[Begin Dataset records]

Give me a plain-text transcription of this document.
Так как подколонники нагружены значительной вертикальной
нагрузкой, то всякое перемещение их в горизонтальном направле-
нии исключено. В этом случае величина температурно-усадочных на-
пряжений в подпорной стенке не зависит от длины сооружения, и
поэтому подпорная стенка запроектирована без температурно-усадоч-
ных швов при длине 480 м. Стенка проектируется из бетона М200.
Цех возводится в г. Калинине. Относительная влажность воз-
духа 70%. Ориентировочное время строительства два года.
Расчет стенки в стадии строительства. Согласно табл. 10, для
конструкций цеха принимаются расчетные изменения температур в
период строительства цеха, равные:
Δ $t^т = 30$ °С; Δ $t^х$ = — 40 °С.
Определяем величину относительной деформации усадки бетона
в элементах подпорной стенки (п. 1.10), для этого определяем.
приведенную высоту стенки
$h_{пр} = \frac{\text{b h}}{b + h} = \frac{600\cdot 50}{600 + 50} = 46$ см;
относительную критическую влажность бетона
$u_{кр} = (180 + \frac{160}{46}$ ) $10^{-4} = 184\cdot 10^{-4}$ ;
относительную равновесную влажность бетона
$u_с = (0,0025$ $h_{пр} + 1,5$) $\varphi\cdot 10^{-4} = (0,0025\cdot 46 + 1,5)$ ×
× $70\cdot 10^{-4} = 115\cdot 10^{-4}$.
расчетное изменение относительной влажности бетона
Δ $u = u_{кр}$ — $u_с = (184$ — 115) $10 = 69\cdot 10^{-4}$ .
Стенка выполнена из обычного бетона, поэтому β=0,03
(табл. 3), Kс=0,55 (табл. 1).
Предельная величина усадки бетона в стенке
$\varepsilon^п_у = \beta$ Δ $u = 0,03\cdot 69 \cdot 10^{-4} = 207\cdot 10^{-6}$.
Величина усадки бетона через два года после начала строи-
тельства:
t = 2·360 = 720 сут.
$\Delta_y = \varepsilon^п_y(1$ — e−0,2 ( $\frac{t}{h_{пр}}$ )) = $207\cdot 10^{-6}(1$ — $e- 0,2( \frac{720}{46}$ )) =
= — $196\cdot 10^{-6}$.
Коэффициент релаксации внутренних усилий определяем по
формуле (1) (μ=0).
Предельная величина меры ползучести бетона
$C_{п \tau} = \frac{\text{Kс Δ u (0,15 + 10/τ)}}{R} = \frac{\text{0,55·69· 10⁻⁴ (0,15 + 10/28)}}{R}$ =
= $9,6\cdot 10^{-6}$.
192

[End Dataset records]

_Your task_:
Please restate the records in full, word for word.

_Result of this exercise_:
Give me a plain-text transcription of this document.
Так как подколонники нагружены значительной вертикальной
нагрузкой, то всякое перемещение их в горизонтальном направле-
нии исключено. В этом случае величина температурно-усадочных на-
пряжений в подпорной стенке не зависит от длины сооружения, и
поэтому подпорная стенка запроектирована без температурно-усадоч-
ных швов при длине 480 м. Стенка проектируется из бетона М200.
Цех возводится в г. Калинине. Относительная влажность воз-
духа 70%. Ориентировочное время строительства два года.
Расчет стенки в стадии строительства. Согласно табл. 10, для
конструкций цеха принимаются расчетные изменения температур в
период строительства цеха, равные:
Δ $t^т = 30$ °С; Δ $t^х$ = — 40 °С.
Определяем величину относительной деформации усадки бетона
в элементах подпорной стенки (п. 1.10), для этого определяем.
приведенную высоту стенки
$h_{пр} = \frac{\text{b h}}{b + h} = \frac{600\cdot 50}{600 + 50} = 46$ см;
относительную критическую влажность бетона
$u_{кр} = (180 + \frac{160}{46}$ ) $10^{-4} = 184\cdot 10^{-4}$ ;
относительную равновесную влажность бетона
$u_с = (0,0025$ $h_{пр} + 1,5$) $\varphi\cdot 10^{-4} = (0,0025\cdot 46 + 1,5)$ ×
× $70\cdot 10^{-4} = 115\cdot 10^{-4}$.
расчетное изменение относительной влажности бетона
Δ $u = u_{кр}$ — $u_с = (184$ — 115) $10 = 69\cdot 10^{-4}$ .
Стенка выполнена из обычного бетона, поэтому β=0,03
(табл. 3), Kс=0,55 (табл. 1).
Предельная величина усадки бетона в стенке
$\varepsilon^п_у = \beta$ Δ $u = 0,03\cdot 69 \cdot 10^{-4} = 207\cdot 10^{-6}$.
Величина усадки бетона через два года после начала строи-
тельства:
t = 2·360 = 720 сут.
$\Delta_y = \varepsilon^п_y(1$ — e−0,2 ( $\frac{t}{h_{пр}}$ )) = $207\cdot 10^{-6}(1$ — $e- 0,2( \frac{720}{46}$ )) =
= — $196\cdot 10^{-6}$.
Коэффициент релаксации внутренних усилий определяем по
формуле (1) (μ=0).
Предельная величина меры ползучести бетона
$C_{п \tau} = \frac{\text{Kс Δ u (0,15 + 10/τ)}}{R} = \frac{\text{0,55·69· 10⁻⁴ (0,15 + 10/28)}}{R}$ =
= $9,6\cdot 10^{-6}$.
192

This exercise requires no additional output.